Report only the number of lines that hold the word "Fechado".

━━ GIVEN ENTRIES ━━

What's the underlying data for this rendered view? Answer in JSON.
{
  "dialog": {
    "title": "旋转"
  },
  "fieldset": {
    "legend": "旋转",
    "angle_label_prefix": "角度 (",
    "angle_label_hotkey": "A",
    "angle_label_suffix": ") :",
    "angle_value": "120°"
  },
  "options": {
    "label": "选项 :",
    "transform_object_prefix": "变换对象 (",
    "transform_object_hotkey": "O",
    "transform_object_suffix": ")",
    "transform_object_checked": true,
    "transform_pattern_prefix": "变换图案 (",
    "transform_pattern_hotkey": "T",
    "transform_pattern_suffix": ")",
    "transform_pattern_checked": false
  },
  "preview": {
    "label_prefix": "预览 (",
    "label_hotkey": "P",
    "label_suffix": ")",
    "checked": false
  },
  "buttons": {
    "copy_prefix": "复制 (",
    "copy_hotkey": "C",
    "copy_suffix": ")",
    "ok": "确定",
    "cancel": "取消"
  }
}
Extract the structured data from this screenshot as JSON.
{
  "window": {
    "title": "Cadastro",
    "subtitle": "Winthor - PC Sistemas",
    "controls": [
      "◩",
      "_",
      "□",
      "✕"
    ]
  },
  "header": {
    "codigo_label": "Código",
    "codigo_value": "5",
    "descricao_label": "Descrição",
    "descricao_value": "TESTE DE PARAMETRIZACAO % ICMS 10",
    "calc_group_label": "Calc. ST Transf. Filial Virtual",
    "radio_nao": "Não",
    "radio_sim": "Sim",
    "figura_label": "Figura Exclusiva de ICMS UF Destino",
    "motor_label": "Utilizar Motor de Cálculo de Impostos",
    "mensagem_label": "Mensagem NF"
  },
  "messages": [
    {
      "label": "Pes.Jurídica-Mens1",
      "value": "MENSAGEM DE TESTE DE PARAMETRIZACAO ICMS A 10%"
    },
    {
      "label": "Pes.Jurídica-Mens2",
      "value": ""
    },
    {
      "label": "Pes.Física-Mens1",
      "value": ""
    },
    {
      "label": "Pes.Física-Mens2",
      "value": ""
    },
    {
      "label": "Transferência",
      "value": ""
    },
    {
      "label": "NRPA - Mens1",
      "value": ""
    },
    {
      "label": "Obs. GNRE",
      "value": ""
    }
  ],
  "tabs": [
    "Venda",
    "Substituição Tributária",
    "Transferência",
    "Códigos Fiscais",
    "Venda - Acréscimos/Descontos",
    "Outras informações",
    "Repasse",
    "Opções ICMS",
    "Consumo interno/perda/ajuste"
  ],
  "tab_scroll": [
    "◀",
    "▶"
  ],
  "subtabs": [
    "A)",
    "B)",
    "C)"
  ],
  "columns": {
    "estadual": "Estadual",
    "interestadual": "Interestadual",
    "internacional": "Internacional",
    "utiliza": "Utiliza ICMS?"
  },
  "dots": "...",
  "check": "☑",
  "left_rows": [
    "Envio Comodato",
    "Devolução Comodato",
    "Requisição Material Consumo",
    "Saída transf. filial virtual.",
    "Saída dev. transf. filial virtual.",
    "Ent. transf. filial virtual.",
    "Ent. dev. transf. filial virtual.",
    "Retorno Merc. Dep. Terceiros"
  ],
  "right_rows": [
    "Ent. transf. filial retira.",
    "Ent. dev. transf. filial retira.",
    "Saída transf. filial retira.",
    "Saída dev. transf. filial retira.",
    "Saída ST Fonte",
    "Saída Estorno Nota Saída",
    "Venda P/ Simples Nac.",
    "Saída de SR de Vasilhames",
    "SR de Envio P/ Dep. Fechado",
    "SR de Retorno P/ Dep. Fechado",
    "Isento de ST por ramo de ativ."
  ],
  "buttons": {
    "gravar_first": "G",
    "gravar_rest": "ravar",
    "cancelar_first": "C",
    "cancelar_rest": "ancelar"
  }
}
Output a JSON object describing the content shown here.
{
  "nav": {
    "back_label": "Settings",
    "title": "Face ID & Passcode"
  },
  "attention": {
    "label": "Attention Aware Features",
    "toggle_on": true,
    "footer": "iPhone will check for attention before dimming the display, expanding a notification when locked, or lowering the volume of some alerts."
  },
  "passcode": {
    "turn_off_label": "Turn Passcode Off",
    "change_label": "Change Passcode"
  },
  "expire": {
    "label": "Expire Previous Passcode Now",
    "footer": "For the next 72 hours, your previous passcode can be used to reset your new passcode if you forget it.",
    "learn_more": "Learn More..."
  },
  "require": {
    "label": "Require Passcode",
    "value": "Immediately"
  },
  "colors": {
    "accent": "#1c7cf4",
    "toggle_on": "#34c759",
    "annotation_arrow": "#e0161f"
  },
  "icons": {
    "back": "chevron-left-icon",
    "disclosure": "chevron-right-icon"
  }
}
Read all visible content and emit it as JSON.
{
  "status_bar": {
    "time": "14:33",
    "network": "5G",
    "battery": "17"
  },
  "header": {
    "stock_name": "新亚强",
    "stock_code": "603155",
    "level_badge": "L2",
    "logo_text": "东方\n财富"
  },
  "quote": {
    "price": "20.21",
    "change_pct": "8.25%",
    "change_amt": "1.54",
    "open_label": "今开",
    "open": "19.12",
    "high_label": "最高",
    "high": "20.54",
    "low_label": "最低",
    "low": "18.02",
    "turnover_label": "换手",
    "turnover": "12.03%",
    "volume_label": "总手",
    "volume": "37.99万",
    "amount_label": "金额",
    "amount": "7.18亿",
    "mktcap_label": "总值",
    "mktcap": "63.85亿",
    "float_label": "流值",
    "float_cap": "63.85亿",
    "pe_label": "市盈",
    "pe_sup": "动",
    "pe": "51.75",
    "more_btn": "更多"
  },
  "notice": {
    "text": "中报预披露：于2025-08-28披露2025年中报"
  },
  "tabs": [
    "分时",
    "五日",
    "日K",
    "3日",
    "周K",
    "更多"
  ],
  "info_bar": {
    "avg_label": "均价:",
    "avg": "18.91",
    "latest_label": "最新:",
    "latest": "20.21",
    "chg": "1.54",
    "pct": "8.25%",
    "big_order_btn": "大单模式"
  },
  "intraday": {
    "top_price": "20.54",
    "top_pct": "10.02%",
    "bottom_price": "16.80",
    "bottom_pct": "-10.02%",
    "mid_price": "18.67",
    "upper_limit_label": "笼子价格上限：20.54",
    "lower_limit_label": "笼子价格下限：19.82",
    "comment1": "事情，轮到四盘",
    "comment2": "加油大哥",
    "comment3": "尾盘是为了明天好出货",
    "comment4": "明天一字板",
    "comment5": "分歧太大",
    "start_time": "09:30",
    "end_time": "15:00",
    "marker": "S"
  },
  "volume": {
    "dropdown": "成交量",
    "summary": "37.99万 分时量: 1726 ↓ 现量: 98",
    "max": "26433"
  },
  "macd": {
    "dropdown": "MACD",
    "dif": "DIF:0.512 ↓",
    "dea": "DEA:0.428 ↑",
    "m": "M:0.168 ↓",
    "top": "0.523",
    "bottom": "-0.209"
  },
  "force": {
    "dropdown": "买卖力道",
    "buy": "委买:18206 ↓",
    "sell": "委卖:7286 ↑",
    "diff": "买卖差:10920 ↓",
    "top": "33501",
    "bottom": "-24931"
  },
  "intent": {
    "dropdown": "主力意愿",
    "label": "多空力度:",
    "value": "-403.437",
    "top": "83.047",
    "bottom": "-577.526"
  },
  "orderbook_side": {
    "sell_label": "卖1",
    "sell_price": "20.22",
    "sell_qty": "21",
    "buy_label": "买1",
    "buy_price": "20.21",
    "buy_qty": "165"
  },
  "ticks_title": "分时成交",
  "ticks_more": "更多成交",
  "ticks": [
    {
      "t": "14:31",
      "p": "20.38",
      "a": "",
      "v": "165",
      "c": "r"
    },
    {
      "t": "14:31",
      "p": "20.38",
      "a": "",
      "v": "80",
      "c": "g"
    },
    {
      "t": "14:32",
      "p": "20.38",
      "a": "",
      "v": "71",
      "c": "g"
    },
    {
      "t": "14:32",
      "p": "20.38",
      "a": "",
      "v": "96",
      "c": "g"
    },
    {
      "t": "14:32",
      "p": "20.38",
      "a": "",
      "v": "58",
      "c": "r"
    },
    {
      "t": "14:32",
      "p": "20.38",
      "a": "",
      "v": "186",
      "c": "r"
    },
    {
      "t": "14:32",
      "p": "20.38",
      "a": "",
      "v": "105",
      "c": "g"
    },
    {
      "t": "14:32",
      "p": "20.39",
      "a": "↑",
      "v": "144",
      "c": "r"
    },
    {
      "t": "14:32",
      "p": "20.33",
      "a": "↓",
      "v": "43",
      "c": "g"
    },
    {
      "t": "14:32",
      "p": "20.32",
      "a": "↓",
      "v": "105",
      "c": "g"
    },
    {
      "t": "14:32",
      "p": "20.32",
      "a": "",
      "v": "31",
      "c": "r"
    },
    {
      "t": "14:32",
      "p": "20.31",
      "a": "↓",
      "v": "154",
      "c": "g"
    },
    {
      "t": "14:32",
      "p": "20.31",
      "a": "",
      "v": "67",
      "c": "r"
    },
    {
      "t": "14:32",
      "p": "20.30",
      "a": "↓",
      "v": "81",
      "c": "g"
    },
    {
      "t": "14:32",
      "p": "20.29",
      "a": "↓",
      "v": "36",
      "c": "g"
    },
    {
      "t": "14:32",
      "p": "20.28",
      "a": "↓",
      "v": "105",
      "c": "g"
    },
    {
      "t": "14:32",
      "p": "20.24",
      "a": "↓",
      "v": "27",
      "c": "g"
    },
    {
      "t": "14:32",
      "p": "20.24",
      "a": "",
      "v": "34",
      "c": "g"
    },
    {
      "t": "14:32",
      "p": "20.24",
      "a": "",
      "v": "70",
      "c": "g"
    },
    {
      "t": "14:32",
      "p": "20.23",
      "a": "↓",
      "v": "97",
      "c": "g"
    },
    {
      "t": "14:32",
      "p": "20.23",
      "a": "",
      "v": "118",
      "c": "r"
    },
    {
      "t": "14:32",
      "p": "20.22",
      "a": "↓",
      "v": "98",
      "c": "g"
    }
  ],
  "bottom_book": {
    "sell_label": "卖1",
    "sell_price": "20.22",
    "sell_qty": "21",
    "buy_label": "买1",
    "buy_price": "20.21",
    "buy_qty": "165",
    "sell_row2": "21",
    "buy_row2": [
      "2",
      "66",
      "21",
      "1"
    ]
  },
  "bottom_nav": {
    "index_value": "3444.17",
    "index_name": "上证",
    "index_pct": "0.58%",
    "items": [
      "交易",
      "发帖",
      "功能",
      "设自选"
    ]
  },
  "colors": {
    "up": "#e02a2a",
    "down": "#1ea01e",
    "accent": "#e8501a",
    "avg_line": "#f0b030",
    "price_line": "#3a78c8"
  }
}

━━━

RESPONSE TO THE TASK - 2